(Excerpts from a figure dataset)
## begin

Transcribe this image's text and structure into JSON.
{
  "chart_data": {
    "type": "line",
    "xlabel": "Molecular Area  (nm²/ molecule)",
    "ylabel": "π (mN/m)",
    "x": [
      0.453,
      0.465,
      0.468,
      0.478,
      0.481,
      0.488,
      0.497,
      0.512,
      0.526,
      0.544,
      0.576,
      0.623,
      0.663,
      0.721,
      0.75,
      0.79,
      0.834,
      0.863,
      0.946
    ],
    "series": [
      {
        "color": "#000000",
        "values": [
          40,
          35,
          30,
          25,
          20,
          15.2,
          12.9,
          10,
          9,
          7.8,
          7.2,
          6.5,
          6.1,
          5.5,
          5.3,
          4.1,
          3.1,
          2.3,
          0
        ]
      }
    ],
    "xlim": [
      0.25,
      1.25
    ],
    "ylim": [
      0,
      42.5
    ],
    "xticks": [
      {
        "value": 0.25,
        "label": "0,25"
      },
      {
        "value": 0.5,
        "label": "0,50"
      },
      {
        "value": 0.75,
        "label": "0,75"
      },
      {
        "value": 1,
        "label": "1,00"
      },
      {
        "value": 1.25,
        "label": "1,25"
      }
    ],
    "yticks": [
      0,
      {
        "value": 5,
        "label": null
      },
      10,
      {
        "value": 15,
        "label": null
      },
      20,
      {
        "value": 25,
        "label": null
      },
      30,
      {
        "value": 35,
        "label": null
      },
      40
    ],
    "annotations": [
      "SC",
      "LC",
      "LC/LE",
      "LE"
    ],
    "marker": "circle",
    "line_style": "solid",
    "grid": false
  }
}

## end

EXERCISE DETAILS | Each entry above is to be printed again exactly.

SOLUTION FOR THIS TASK |
Transcribe this image's text and structure into JSON.
{
  "chart_data": {
    "type": "line",
    "xlabel": "Molecular Area  (nm²/ molecule)",
    "ylabel": "π (mN/m)",
    "x": [
      0.453,
      0.465,
      0.468,
      0.478,
      0.481,
      0.488,
      0.497,
      0.512,
      0.526,
      0.544,
      0.576,
      0.623,
      0.663,
      0.721,
      0.75,
      0.79,
      0.834,
      0.863,
      0.946
    ],
    "series": [
      {
        "color": "#000000",
        "values": [
          40,
          35,
          30,
          25,
          20,
          15.2,
          12.9,
          10,
          9,
          7.8,
          7.2,
          6.5,
          6.1,
          5.5,
          5.3,
          4.1,
          3.1,
          2.3,
          0
        ]
      }
    ],
    "xlim": [
      0.25,
      1.25
    ],
    "ylim": [
      0,
      42.5
    ],
    "xticks": [
      {
        "value": 0.25,
        "label": "0,25"
      },
      {
        "value": 0.5,
        "label": "0,50"
      },
      {
        "value": 0.75,
        "label": "0,75"
      },
      {
        "value": 1,
        "label": "1,00"
      },
      {
        "value": 1.25,
        "label": "1,25"
      }
    ],
    "yticks": [
      0,
      {
        "value": 5,
        "label": null
      },
      10,
      {
        "value": 15,
        "label": null
      },
      20,
      {
        "value": 25,
        "label": null
      },
      30,
      {
        "value": 35,
        "label": null
      },
      40
    ],
    "annotations": [
      "SC",
      "LC",
      "LC/LE",
      "LE"
    ],
    "marker": "circle",
    "line_style": "solid",
    "grid": false
  }
}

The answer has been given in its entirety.